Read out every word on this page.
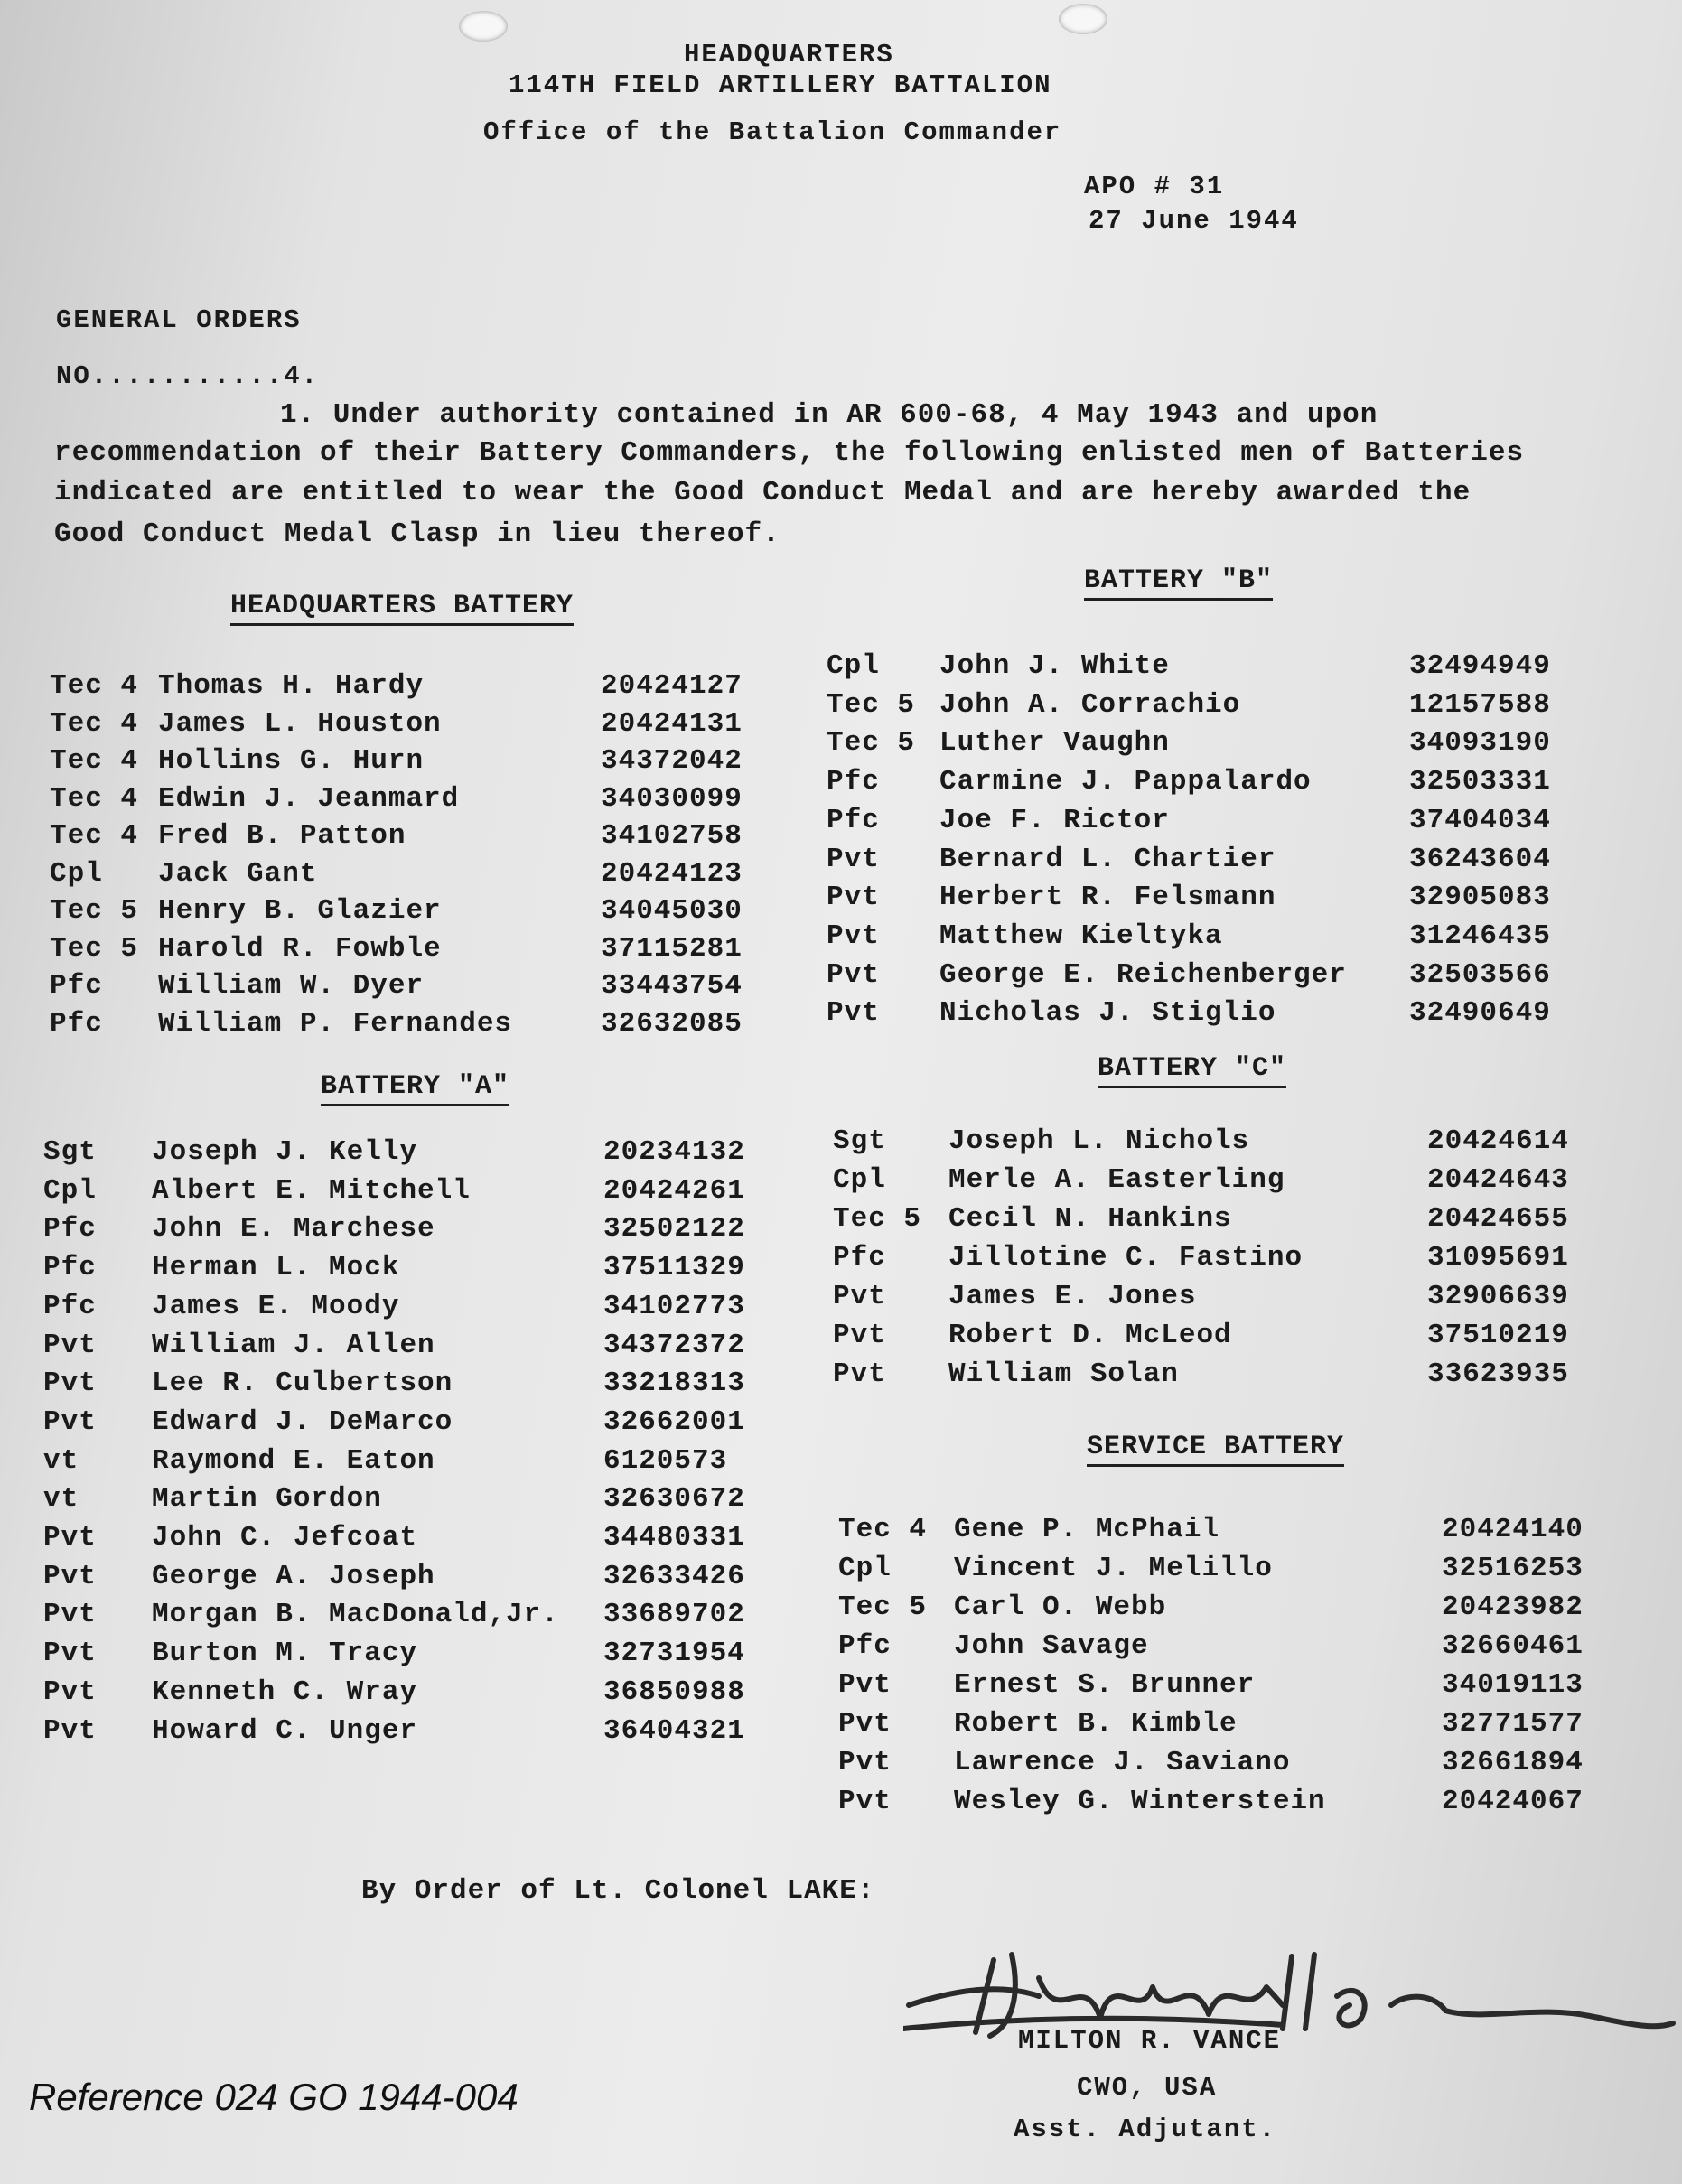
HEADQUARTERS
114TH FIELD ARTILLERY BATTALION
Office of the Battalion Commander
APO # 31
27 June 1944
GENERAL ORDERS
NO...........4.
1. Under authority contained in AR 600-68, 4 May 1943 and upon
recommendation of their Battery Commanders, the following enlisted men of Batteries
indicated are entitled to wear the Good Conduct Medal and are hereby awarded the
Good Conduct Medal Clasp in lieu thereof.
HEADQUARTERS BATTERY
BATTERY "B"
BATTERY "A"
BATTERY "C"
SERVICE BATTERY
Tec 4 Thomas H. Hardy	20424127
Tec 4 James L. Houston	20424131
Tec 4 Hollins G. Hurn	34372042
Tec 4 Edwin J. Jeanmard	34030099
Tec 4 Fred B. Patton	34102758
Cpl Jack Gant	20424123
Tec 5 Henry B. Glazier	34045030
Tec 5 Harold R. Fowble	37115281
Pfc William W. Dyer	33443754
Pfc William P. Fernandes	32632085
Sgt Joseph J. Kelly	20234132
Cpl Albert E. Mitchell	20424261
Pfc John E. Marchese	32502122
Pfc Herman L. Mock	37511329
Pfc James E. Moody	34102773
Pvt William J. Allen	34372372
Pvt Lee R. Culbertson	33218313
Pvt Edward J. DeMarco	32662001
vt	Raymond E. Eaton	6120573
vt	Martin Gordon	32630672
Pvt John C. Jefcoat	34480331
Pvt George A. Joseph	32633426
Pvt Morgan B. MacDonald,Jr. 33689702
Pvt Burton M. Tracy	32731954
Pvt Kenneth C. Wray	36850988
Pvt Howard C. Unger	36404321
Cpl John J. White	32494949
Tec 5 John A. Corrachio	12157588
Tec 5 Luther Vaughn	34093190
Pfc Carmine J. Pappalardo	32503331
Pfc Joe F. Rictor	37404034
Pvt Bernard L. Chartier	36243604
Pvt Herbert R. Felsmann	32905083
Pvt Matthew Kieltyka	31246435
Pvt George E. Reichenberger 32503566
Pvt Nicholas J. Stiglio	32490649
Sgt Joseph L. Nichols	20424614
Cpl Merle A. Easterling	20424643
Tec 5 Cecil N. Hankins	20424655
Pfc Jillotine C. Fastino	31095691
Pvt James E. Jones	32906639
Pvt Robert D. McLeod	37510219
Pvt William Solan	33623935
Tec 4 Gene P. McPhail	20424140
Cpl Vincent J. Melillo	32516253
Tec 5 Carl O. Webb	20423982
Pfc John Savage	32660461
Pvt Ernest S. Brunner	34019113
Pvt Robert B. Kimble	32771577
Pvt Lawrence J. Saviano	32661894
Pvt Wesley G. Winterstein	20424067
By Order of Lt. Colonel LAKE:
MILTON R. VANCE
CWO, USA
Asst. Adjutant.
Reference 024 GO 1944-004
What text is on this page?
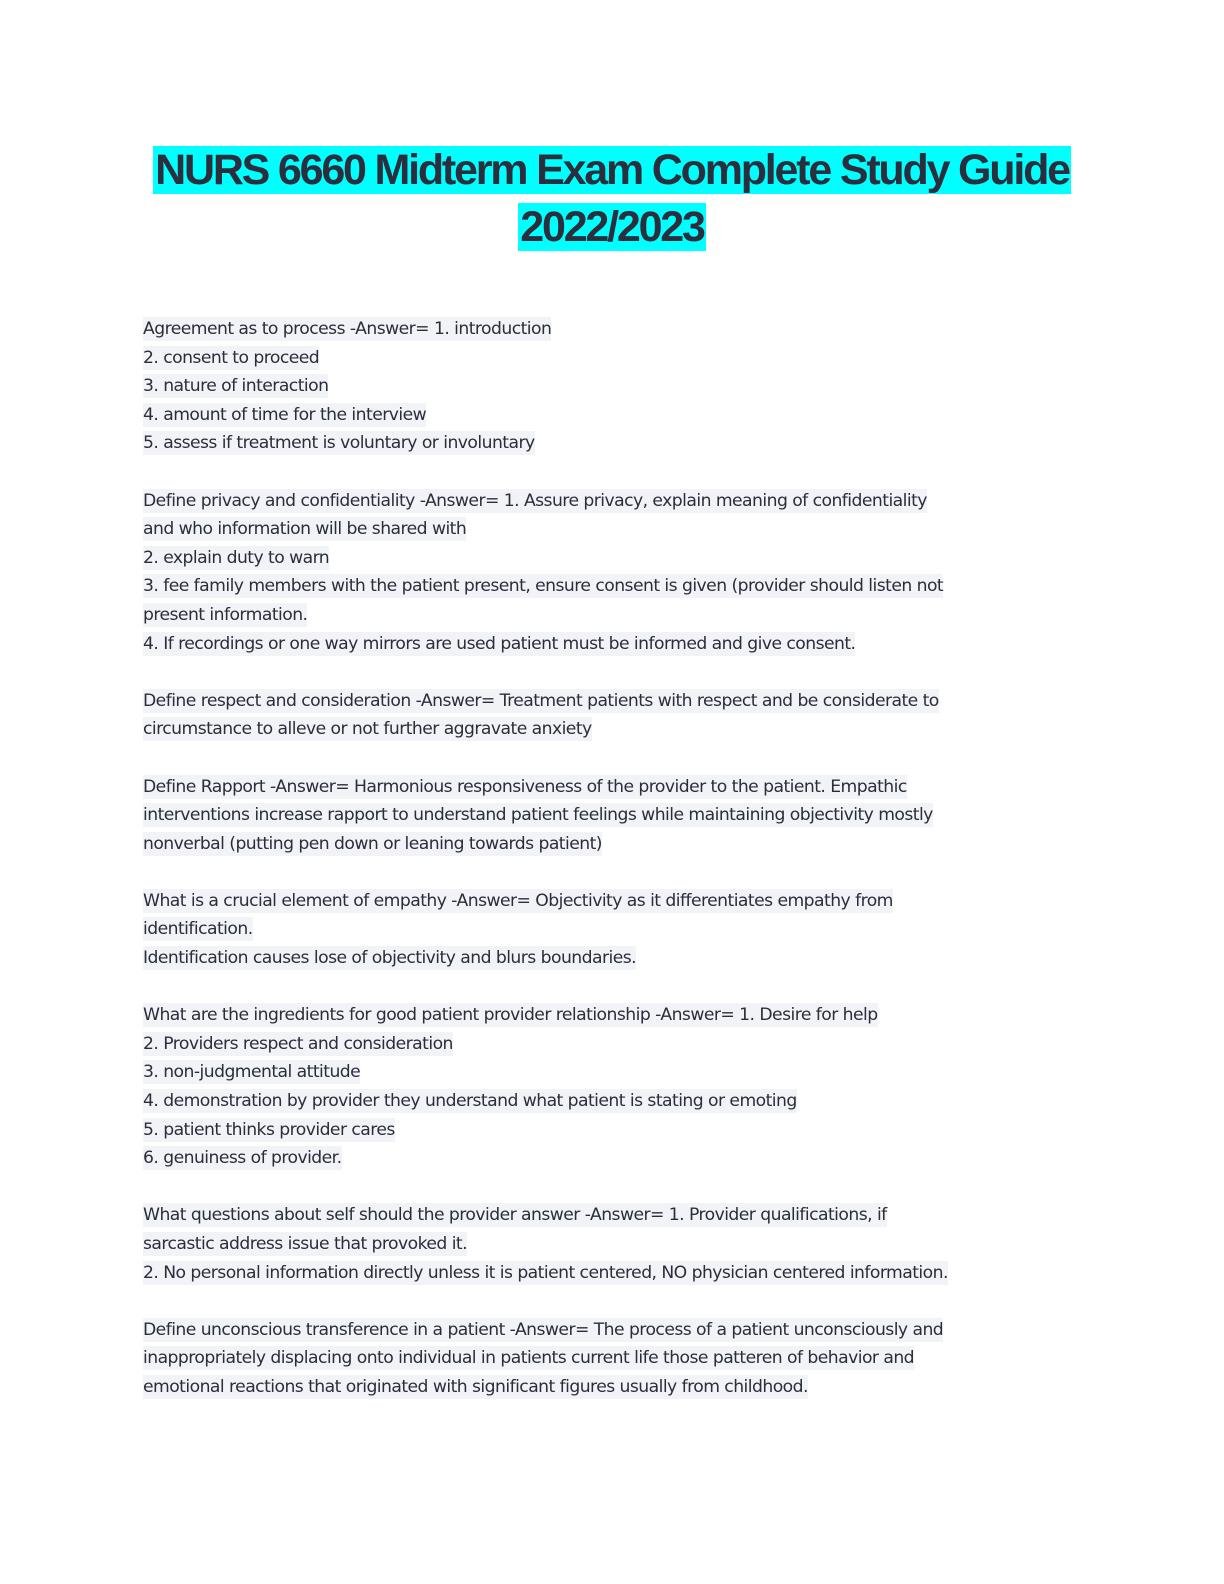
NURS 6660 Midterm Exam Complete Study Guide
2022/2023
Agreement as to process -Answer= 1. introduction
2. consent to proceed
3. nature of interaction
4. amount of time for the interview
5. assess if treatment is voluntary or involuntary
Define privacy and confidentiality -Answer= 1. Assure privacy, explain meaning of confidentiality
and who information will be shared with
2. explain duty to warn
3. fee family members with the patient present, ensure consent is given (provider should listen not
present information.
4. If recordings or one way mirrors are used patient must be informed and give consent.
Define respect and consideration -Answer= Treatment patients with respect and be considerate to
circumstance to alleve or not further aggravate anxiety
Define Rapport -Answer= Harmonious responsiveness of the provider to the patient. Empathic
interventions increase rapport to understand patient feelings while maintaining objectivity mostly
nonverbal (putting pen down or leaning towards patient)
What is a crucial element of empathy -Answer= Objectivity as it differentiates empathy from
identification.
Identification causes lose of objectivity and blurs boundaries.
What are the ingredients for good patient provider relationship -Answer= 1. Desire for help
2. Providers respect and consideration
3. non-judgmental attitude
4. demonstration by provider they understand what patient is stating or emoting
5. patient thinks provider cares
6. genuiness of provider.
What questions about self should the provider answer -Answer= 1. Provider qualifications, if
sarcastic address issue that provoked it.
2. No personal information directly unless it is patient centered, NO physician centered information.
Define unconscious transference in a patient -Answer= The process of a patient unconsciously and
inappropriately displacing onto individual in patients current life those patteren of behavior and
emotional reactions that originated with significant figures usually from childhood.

▶ [What you will do]:
Lines of the data above that include the string "John" must each be copied.

▶ [Reply]:
Pfc John E. Marchese	32502122
Pvt John C. Jefcoat	34480331
Cpl John J. White	32494949
Tec 5 John A. Corrachio	12157588
Pfc John Savage	32660461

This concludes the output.